[TASK PROMPT]:
Could every line of the data be printed exactly as it reads?

[Stored items]:
================
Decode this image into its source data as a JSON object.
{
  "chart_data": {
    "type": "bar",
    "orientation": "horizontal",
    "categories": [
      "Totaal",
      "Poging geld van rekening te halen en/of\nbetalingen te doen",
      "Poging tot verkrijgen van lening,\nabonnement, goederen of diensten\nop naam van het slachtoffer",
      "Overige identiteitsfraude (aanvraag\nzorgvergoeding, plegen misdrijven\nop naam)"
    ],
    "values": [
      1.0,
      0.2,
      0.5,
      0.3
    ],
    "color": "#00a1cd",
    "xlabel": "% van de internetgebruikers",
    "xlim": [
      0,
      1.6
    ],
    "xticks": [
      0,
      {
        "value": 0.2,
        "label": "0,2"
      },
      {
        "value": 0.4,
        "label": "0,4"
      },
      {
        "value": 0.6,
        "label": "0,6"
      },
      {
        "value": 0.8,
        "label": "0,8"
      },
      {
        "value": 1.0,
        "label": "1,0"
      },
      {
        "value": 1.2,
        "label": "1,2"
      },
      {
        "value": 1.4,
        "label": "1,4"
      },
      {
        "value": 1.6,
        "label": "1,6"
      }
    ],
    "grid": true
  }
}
================
[TASK RESULT]:
Decode this image into its source data as a JSON object.
{
  "chart_data": {
    "type": "bar",
    "orientation": "horizontal",
    "categories": [
      "Totaal",
      "Poging geld van rekening te halen en/of\nbetalingen te doen",
      "Poging tot verkrijgen van lening,\nabonnement, goederen of diensten\nop naam van het slachtoffer",
      "Overige identiteitsfraude (aanvraag\nzorgvergoeding, plegen misdrijven\nop naam)"
    ],
    "values": [
      1.0,
      0.2,
      0.5,
      0.3
    ],
    "color": "#00a1cd",
    "xlabel": "% van de internetgebruikers",
    "xlim": [
      0,
      1.6
    ],
    "xticks": [
      0,
      {
        "value": 0.2,
        "label": "0,2"
      },
      {
        "value": 0.4,
        "label": "0,4"
      },
      {
        "value": 0.6,
        "label": "0,6"
      },
      {
        "value": 0.8,
        "label": "0,8"
      },
      {
        "value": 1.0,
        "label": "1,0"
      },
      {
        "value": 1.2,
        "label": "1,2"
      },
      {
        "value": 1.4,
        "label": "1,4"
      },
      {
        "value": 1.6,
        "label": "1,6"
      }
    ],
    "grid": true
  }
}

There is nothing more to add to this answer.